-- start of Data shown --

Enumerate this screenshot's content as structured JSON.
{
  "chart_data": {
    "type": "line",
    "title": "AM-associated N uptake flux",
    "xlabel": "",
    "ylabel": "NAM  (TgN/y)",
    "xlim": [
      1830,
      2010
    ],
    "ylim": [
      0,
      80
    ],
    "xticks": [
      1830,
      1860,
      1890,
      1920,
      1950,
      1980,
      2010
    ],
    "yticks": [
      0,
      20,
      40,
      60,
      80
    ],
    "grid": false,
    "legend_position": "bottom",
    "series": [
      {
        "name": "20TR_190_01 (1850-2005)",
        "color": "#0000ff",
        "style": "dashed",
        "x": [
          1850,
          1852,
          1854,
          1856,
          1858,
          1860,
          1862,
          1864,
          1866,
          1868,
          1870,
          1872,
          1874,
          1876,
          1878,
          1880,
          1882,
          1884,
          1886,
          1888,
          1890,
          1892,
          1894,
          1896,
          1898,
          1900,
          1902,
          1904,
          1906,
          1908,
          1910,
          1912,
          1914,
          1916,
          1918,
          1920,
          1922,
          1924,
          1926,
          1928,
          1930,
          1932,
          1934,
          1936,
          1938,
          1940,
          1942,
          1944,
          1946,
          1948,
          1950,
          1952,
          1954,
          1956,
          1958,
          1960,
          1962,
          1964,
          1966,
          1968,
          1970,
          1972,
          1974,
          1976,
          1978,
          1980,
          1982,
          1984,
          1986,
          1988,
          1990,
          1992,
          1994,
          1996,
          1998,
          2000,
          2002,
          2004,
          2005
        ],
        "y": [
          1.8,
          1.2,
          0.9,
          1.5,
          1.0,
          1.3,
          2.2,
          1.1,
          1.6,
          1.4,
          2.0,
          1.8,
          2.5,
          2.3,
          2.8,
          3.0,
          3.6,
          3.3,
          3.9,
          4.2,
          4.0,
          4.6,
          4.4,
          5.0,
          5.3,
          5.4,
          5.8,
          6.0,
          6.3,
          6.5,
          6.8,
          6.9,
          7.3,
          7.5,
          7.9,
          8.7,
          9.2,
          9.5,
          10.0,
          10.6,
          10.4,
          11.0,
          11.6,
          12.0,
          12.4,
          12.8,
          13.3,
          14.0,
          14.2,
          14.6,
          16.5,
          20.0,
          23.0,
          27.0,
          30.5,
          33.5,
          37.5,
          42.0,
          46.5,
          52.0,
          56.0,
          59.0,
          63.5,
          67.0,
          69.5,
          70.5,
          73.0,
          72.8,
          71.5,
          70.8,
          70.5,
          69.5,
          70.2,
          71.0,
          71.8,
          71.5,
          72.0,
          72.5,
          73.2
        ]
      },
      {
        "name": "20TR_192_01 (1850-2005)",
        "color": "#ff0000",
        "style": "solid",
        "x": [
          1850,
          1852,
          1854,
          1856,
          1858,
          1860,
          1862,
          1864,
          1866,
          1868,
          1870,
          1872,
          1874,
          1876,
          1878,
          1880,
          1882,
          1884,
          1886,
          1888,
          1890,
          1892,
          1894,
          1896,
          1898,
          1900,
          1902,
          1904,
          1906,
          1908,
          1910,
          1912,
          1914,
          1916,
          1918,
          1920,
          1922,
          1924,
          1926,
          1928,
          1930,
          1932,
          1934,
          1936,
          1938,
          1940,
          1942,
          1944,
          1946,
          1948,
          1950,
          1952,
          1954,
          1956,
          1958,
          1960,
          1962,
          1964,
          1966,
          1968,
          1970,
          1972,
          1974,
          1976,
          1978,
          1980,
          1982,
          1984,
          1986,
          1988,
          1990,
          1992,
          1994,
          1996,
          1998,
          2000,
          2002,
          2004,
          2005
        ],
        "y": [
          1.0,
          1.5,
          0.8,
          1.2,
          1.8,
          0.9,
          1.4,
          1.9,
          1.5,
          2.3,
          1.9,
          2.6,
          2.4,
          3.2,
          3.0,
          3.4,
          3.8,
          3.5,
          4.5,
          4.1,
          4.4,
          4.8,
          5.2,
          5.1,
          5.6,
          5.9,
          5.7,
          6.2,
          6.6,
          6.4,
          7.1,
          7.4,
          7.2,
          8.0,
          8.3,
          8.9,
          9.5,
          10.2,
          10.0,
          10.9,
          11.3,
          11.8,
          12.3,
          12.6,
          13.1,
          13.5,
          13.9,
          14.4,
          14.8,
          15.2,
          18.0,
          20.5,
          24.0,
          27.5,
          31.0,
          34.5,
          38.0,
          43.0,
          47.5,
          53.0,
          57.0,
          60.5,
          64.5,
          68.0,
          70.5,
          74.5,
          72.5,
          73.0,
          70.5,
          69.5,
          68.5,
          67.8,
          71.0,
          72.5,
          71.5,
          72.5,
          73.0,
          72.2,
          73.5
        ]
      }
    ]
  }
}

-- end of Data shown --
-- start of Data shown --

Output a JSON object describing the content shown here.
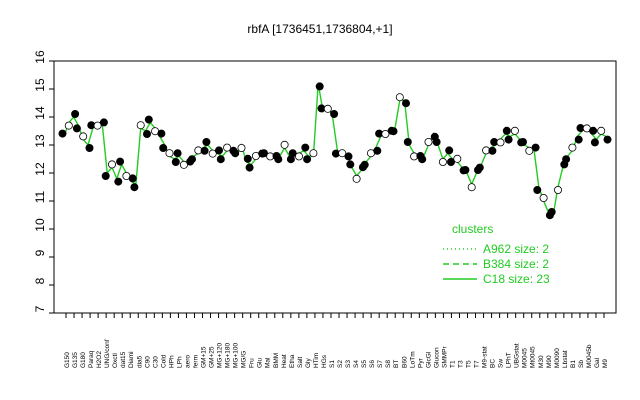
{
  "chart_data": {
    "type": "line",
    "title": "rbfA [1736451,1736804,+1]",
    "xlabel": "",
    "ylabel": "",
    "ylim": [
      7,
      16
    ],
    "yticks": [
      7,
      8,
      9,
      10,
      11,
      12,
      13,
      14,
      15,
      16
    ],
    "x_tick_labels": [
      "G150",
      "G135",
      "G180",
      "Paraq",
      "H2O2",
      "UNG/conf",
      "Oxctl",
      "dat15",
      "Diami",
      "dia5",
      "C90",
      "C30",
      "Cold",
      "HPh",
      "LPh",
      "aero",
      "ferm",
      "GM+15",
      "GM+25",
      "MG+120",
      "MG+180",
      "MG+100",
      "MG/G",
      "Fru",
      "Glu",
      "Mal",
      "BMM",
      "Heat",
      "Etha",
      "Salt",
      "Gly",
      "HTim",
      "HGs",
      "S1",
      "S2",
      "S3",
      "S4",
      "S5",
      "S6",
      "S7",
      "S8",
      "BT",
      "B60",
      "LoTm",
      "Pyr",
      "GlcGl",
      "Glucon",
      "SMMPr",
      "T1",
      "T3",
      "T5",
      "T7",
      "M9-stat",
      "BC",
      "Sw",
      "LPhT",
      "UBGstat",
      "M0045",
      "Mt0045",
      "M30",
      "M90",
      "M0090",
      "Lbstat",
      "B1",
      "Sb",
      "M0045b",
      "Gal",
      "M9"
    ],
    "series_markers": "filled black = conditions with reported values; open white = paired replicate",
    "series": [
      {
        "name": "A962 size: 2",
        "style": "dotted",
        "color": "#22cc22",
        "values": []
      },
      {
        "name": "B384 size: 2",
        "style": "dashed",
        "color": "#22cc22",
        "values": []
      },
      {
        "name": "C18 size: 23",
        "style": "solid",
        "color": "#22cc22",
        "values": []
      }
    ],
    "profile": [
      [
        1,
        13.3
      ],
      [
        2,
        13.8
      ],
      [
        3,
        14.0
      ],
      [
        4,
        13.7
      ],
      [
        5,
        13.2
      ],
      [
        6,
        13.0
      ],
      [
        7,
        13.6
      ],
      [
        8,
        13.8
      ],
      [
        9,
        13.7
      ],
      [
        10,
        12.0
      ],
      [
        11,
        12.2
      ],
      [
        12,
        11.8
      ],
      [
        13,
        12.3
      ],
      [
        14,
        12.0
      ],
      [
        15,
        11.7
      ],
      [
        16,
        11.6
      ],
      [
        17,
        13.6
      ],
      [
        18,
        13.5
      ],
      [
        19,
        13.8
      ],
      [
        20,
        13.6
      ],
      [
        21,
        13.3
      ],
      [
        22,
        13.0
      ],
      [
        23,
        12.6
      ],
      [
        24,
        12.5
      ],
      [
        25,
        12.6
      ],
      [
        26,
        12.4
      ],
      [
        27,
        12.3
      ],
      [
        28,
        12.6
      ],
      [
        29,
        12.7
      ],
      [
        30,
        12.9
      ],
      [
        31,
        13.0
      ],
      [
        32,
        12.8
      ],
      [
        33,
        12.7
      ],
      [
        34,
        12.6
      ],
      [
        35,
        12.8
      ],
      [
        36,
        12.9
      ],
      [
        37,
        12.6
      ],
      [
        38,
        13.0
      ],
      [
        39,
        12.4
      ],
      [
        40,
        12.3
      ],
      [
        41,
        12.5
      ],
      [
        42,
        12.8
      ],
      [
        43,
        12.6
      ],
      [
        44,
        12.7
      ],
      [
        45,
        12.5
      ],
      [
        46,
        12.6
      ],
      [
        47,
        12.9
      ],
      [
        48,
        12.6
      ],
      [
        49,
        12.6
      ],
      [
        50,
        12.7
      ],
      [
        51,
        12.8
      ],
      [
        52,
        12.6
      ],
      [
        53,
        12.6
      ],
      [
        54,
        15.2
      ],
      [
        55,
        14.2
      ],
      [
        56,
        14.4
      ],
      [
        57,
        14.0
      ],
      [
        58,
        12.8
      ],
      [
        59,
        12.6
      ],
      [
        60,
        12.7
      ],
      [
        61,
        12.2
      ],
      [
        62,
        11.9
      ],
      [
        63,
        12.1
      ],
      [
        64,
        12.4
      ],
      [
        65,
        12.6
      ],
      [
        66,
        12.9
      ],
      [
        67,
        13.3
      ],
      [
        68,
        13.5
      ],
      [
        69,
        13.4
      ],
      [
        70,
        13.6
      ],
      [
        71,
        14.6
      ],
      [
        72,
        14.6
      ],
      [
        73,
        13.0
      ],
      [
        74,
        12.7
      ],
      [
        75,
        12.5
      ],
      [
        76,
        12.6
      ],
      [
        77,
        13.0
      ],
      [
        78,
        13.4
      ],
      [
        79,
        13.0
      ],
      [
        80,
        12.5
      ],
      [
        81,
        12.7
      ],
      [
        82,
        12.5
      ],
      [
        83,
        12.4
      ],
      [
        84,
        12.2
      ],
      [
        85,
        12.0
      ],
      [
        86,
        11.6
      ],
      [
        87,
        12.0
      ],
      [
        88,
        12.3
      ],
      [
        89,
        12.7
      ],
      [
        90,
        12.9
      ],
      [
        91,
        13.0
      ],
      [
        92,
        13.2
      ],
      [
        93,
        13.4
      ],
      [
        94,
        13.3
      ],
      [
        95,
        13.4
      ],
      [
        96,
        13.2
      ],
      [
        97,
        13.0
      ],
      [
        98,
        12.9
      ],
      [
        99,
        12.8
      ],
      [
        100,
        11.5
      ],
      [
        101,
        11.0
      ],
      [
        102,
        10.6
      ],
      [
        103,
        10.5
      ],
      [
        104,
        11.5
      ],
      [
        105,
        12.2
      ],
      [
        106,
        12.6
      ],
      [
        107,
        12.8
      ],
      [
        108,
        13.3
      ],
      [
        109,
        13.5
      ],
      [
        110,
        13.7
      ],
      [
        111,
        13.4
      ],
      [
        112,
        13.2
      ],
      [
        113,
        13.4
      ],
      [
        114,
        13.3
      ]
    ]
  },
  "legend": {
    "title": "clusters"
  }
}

-- end of Data shown --

> Task brief: Find every line containing the word "name", then give the total and nothing more.

> Written solution: 5